__WORK REQUIRED__:
Which months of the year are named in the post on JP Morgan's Comex gold deliveries below? List each one once.

__PAGE__:
⟨

13 December 2013

JP Morgan 'House Account Only' Trading in Comex Deliveries for 2013


"Are the hedge funds, HFT’s and algos currently having a field day with this worn out trade paying any attention to the steady drain of physical gold on which their speculations are based? As is usually the case in a temporarily successful momentum trade where almost the entire universe is aboard, the answer is probably not."

John Hathaway, The Big Picture in Gold

Here is a chart that I was able to construct from CME data that shows JP Morgan's Comex Gold Delivery activity for their 'house account' only.

I have marked the nominal price of gold on the chart for this year. The last data is as of December 10, 2013.

The months marked with boxes are 'active months' for the delivery process. December is also an active month.

They seem to have had quite a good year for themselves so far. 

For those who would like some color commentary, JPM came into February issuing deliveries to beat the band.  They were quiet in the inactive month and then back swinging hard and delivering in size during April.

⟩

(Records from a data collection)

⟨

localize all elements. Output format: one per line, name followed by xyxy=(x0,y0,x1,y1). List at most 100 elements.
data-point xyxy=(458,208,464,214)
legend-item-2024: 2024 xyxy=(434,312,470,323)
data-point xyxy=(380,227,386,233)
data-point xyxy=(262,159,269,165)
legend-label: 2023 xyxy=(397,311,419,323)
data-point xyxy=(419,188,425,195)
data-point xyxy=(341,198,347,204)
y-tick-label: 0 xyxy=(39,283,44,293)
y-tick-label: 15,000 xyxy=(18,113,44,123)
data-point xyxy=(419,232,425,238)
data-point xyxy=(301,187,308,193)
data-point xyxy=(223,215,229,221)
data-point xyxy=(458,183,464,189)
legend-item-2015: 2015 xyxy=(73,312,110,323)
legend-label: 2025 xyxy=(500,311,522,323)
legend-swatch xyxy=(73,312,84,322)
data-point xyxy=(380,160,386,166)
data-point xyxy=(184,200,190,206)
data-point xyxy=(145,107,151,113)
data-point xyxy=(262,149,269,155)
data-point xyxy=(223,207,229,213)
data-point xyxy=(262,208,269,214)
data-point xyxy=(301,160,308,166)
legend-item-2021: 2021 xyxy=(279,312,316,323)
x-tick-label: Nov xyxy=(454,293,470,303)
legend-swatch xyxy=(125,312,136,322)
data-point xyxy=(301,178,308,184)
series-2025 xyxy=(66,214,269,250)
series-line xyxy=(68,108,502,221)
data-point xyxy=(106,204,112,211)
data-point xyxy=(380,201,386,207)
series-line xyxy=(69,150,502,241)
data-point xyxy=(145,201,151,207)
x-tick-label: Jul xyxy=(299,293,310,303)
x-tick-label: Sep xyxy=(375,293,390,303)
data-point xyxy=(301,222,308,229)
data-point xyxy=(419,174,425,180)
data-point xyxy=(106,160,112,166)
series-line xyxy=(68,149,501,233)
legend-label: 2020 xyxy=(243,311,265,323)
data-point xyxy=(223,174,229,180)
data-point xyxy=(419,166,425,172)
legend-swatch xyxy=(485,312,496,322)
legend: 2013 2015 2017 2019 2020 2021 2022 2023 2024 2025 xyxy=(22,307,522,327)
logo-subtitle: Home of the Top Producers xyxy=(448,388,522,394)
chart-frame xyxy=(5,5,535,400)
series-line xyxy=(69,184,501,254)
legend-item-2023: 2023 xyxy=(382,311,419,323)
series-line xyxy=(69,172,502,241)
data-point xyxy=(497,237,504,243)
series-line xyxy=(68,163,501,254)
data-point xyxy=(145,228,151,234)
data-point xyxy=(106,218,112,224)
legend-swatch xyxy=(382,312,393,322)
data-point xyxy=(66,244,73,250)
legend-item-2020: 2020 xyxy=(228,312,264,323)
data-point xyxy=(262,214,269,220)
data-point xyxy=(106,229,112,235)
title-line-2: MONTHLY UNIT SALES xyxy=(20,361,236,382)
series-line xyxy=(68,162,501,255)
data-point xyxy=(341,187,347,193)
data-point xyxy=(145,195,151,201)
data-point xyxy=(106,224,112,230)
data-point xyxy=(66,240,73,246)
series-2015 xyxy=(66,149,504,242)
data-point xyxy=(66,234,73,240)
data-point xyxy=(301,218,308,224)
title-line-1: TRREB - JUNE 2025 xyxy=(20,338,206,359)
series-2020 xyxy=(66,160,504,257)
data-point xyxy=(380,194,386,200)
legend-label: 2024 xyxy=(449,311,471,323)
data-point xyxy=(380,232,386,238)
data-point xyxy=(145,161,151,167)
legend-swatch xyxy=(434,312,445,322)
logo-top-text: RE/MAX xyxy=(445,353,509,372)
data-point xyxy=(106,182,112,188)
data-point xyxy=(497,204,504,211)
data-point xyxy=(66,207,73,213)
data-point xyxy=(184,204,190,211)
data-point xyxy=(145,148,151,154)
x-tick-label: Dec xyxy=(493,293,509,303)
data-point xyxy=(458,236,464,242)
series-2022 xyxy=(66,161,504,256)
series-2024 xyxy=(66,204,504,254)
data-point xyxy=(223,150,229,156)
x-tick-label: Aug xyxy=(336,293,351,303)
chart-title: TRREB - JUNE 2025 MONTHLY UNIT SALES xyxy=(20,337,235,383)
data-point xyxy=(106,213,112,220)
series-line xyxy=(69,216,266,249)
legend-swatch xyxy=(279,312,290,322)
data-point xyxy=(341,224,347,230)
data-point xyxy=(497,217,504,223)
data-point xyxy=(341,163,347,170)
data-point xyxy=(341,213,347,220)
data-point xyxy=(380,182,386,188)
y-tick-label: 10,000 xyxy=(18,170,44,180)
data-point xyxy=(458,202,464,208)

⟩

__REPLY__:
December, February, April